**Written task:** Without the pictures, set down the records below word for word.

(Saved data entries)
-*-

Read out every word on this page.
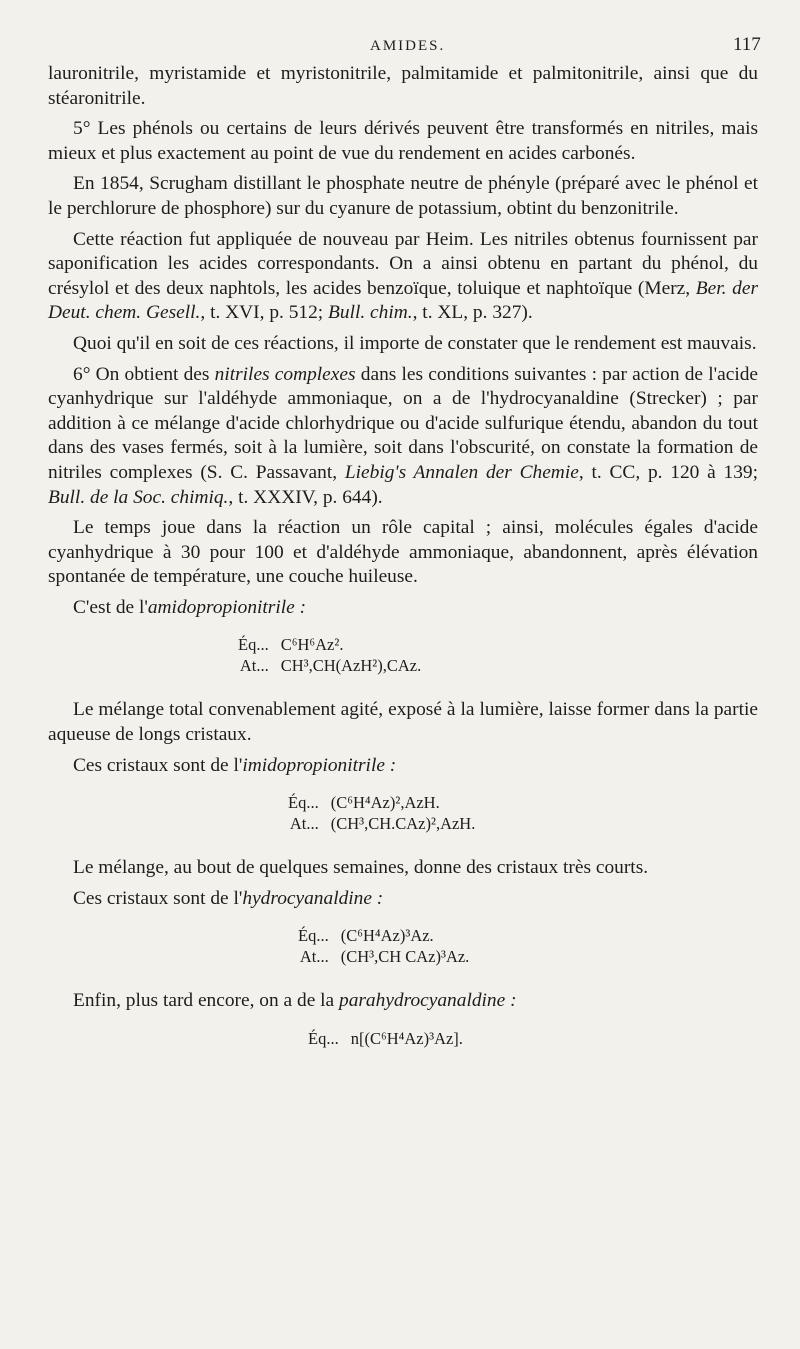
AMIDES.	117

lauronitrile, myristamide et myristonitrile, palmitamide et palmitonitrile, ainsi que du stéaronitrile.

5° Les phénols ou certains de leurs dérivés peuvent être transformés en nitriles, mais mieux et plus exactement au point de vue du rendement en acides carbonés.

En 1854, Scrugham distillant le phosphate neutre de phényle (préparé avec le phénol et le perchlorure de phosphore) sur du cyanure de potassium, obtint du benzonitrile.

Cette réaction fut appliquée de nouveau par Heim. Les nitriles obtenus fournissent par saponification les acides correspondants. On a ainsi obtenu en partant du phénol, du crésylol et des deux naphtols, les acides benzoïque, toluique et naphtoïque (Merz, Ber. der Deut. chem. Gesell., t. XVI, p. 512; Bull. chim., t. XL, p. 327).

Quoi qu'il en soit de ces réactions, il importe de constater que le rendement est mauvais.

6° On obtient des nitriles complexes dans les conditions suivantes : par action de l'acide cyanhydrique sur l'aldéhyde ammoniaque, on a de l'hydrocyanaldine (Strecker) ; par addition à ce mélange d'acide chlorhydrique ou d'acide sulfurique étendu, abandon du tout dans des vases fermés, soit à la lumière, soit dans l'obscurité, on constate la formation de nitriles complexes (S. C. Passavant, Liebig's Annalen der Chemie, t. CC, p. 120 à 139; Bull. de la Soc. chimiq., t. XXXIV, p. 644).

Le temps joue dans la réaction un rôle capital ; ainsi, molécules égales d'acide cyanhydrique à 30 pour 100 et d'aldéhyde ammoniaque, abandonnent, après élévation spontanée de température, une couche huileuse.

C'est de l'amidopropionitrile :

Éq... C⁶H⁶Az².
At... CH³,CH(AzH²),CAz.

Le mélange total convenablement agité, exposé à la lumière, laisse former dans la partie aqueuse de longs cristaux.

Ces cristaux sont de l'imidopropionitrile :

Éq... (C⁶H⁴Az)²,AzH.
At... (CH³,CH.CAz)²,AzH.

Le mélange, au bout de quelques semaines, donne des cristaux très courts.

Ces cristaux sont de l'hydrocyanaldine :

Éq... (C⁶H⁴Az)³Az.
At... (CH³,CH CAz)³Az.

Enfin, plus tard encore, on a de la parahydrocyanaldine :

Éq... n[(C⁶H⁴Az)³Az].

-*-

**Response to the exercise:**
Read out every word on this page.
AMIDES.	117

lauronitrile, myristamide et myristonitrile, palmitamide et palmitonitrile, ainsi que du stéaronitrile.

5° Les phénols ou certains de leurs dérivés peuvent être transformés en nitriles, mais mieux et plus exactement au point de vue du rendement en acides carbonés.

En 1854, Scrugham distillant le phosphate neutre de phényle (préparé avec le phénol et le perchlorure de phosphore) sur du cyanure de potassium, obtint du benzonitrile.

Cette réaction fut appliquée de nouveau par Heim. Les nitriles obtenus fournissent par saponification les acides correspondants. On a ainsi obtenu en partant du phénol, du crésylol et des deux naphtols, les acides benzoïque, toluique et naphtoïque (Merz, Ber. der Deut. chem. Gesell., t. XVI, p. 512; Bull. chim., t. XL, p. 327).

Quoi qu'il en soit de ces réactions, il importe de constater que le rendement est mauvais.

6° On obtient des nitriles complexes dans les conditions suivantes : par action de l'acide cyanhydrique sur l'aldéhyde ammoniaque, on a de l'hydrocyanaldine (Strecker) ; par addition à ce mélange d'acide chlorhydrique ou d'acide sulfurique étendu, abandon du tout dans des vases fermés, soit à la lumière, soit dans l'obscurité, on constate la formation de nitriles complexes (S. C. Passavant, Liebig's Annalen der Chemie, t. CC, p. 120 à 139; Bull. de la Soc. chimiq., t. XXXIV, p. 644).

Le temps joue dans la réaction un rôle capital ; ainsi, molécules égales d'acide cyanhydrique à 30 pour 100 et d'aldéhyde ammoniaque, abandonnent, après élévation spontanée de température, une couche huileuse.

C'est de l'amidopropionitrile :

Éq... C⁶H⁶Az².
At... CH³,CH(AzH²),CAz.

Le mélange total convenablement agité, exposé à la lumière, laisse former dans la partie aqueuse de longs cristaux.

Ces cristaux sont de l'imidopropionitrile :

Éq... (C⁶H⁴Az)²,AzH.
At... (CH³,CH.CAz)²,AzH.

Le mélange, au bout de quelques semaines, donne des cristaux très courts.

Ces cristaux sont de l'hydrocyanaldine :

Éq... (C⁶H⁴Az)³Az.
At... (CH³,CH CAz)³Az.

Enfin, plus tard encore, on a de la parahydrocyanaldine :

Éq... n[(C⁶H⁴Az)³Az].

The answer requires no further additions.